* Exercise brief
What follows is a set of entries. Give them again exactly, without the pictures.

* Data provided

· · · ·

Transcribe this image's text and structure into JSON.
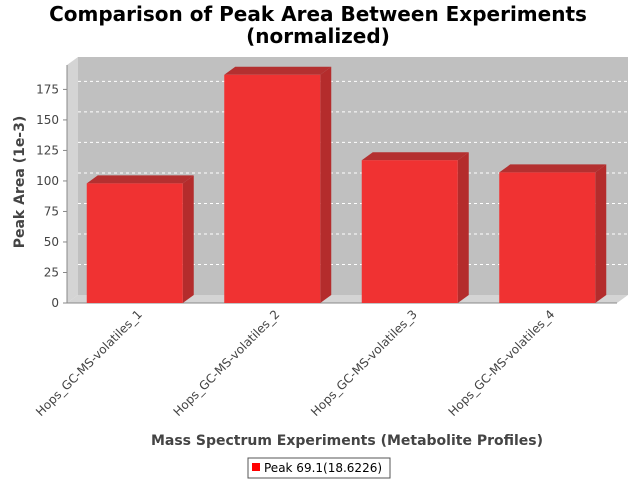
{
  "chart_data": {
    "type": "bar",
    "title_lines": [
      "Comparison of Peak Area Between Experiments",
      "(normalized)"
    ],
    "xlabel": "Mass Spectrum Experiments (Metabolite Profiles)",
    "ylabel": "Peak Area (1e-3)",
    "categories": [
      "Hops_GC-MS-volatiles_1",
      "Hops_GC-MS-volatiles_2",
      "Hops_GC-MS-volatiles_3",
      "Hops_GC-MS-volatiles_4"
    ],
    "series": [
      {
        "name": "Peak 69.1(18.6226)",
        "values": [
          98,
          187,
          117,
          107
        ]
      }
    ],
    "yticks": [
      0,
      25,
      50,
      75,
      100,
      125,
      150,
      175
    ],
    "ylim": [
      0,
      195
    ],
    "grid": true,
    "legend_position": "bottom",
    "colors": {
      "bar_front": "#f03232",
      "bar_top": "#b43030",
      "bar_side": "#b42c2c",
      "plot_back": "#c0c0c0",
      "wall": "#d4d4d4",
      "legend_swatch": "#ff0000"
    }
  }
}
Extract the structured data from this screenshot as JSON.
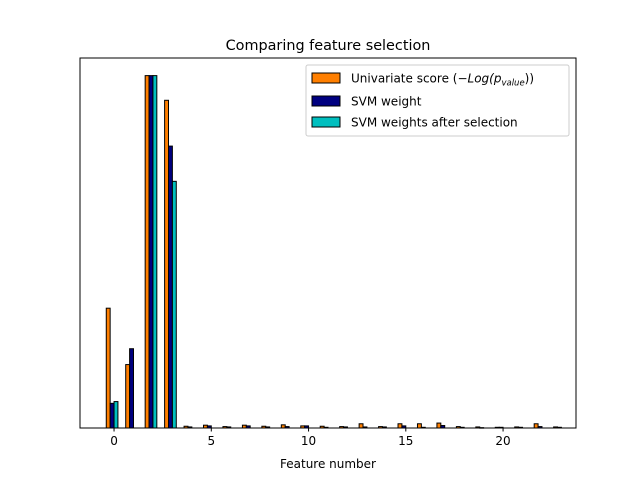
{
  "chart_data": {
    "type": "bar",
    "title": "Comparing feature selection",
    "xlabel": "Feature number",
    "ylabel": "",
    "xlim": [
      -1.75,
      23.75
    ],
    "ylim": [
      0,
      1.05
    ],
    "xticks": [
      0,
      5,
      10,
      15,
      20
    ],
    "yticks_visible": false,
    "grid": false,
    "legend_position": "top-right",
    "bar_edge_color": "#000000",
    "categories": [
      0,
      1,
      2,
      3,
      4,
      5,
      6,
      7,
      8,
      9,
      10,
      11,
      12,
      13,
      14,
      15,
      16,
      17,
      18,
      19,
      20,
      21,
      22,
      23
    ],
    "series": [
      {
        "name": "Univariate score (−Log(p_value))",
        "legend_main": "Univariate score (",
        "legend_math": "−Log(p",
        "legend_sub": "value",
        "legend_end": "))",
        "color": "#ff7f00",
        "offset": -0.4,
        "values": [
          0.34,
          0.18,
          1.0,
          0.93,
          0.005,
          0.008,
          0.004,
          0.008,
          0.005,
          0.009,
          0.006,
          0.005,
          0.004,
          0.012,
          0.004,
          0.012,
          0.012,
          0.014,
          0.004,
          0.003,
          0.002,
          0.003,
          0.012,
          0.003
        ]
      },
      {
        "name": "SVM weight",
        "legend_main": "SVM weight",
        "color": "#000080",
        "offset": -0.2,
        "values": [
          0.07,
          0.225,
          1.0,
          0.8,
          0.003,
          0.006,
          0.003,
          0.006,
          0.003,
          0.004,
          0.006,
          0.002,
          0.003,
          0.003,
          0.003,
          0.006,
          0.002,
          0.007,
          0.002,
          0.001,
          0.002,
          0.002,
          0.004,
          0.002
        ]
      },
      {
        "name": "SVM weights after selection",
        "legend_main": "SVM weights after selection",
        "color": "#00bfbf",
        "offset": 0.0,
        "values": [
          0.075,
          0,
          1.0,
          0.7,
          0,
          0,
          0,
          0,
          0,
          0,
          0,
          0,
          0,
          0,
          0,
          0,
          0,
          0,
          0,
          0,
          0,
          0,
          0,
          0
        ]
      }
    ]
  }
}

· · · ·

* Full answer
Transcribe this image's text and structure into JSON.
{
  "chart_data": {
    "type": "bar",
    "title_lines": [
      "Comparison of Peak Area Between Experiments",
      "(normalized)"
    ],
    "xlabel": "Mass Spectrum Experiments (Metabolite Profiles)",
    "ylabel": "Peak Area (1e-3)",
    "categories": [
      "Hops_GC-MS-volatiles_1",
      "Hops_GC-MS-volatiles_2",
      "Hops_GC-MS-volatiles_3",
      "Hops_GC-MS-volatiles_4"
    ],
    "series": [
      {
        "name": "Peak 69.1(18.6226)",
        "values": [
          98,
          187,
          117,
          107
        ]
      }
    ],
    "yticks": [
      0,
      25,
      50,
      75,
      100,
      125,
      150,
      175
    ],
    "ylim": [
      0,
      195
    ],
    "grid": true,
    "legend_position": "bottom",
    "colors": {
      "bar_front": "#f03232",
      "bar_top": "#b43030",
      "bar_side": "#b42c2c",
      "plot_back": "#c0c0c0",
      "wall": "#d4d4d4",
      "legend_swatch": "#ff0000"
    }
  }
}
Extract the structured data from this screenshot as JSON.
{
  "chart_data": {
    "type": "bar",
    "title": "Comparing feature selection",
    "xlabel": "Feature number",
    "ylabel": "",
    "xlim": [
      -1.75,
      23.75
    ],
    "ylim": [
      0,
      1.05
    ],
    "xticks": [
      0,
      5,
      10,
      15,
      20
    ],
    "yticks_visible": false,
    "grid": false,
    "legend_position": "top-right",
    "bar_edge_color": "#000000",
    "categories": [
      0,
      1,
      2,
      3,
      4,
      5,
      6,
      7,
      8,
      9,
      10,
      11,
      12,
      13,
      14,
      15,
      16,
      17,
      18,
      19,
      20,
      21,
      22,
      23
    ],
    "series": [
      {
        "name": "Univariate score (−Log(p_value))",
        "legend_main": "Univariate score (",
        "legend_math": "−Log(p",
        "legend_sub": "value",
        "legend_end": "))",
        "color": "#ff7f00",
        "offset": -0.4,
        "values": [
          0.34,
          0.18,
          1.0,
          0.93,
          0.005,
          0.008,
          0.004,
          0.008,
          0.005,
          0.009,
          0.006,
          0.005,
          0.004,
          0.012,
          0.004,
          0.012,
          0.012,
          0.014,
          0.004,
          0.003,
          0.002,
          0.003,
          0.012,
          0.003
        ]
      },
      {
        "name": "SVM weight",
        "legend_main": "SVM weight",
        "color": "#000080",
        "offset": -0.2,
        "values": [
          0.07,
          0.225,
          1.0,
          0.8,
          0.003,
          0.006,
          0.003,
          0.006,
          0.003,
          0.004,
          0.006,
          0.002,
          0.003,
          0.003,
          0.003,
          0.006,
          0.002,
          0.007,
          0.002,
          0.001,
          0.002,
          0.002,
          0.004,
          0.002
        ]
      },
      {
        "name": "SVM weights after selection",
        "legend_main": "SVM weights after selection",
        "color": "#00bfbf",
        "offset": 0.0,
        "values": [
          0.075,
          0,
          1.0,
          0.7,
          0,
          0,
          0,
          0,
          0,
          0,
          0,
          0,
          0,
          0,
          0,
          0,
          0,
          0,
          0,
          0,
          0,
          0,
          0,
          0
        ]
      }
    ]
  }
}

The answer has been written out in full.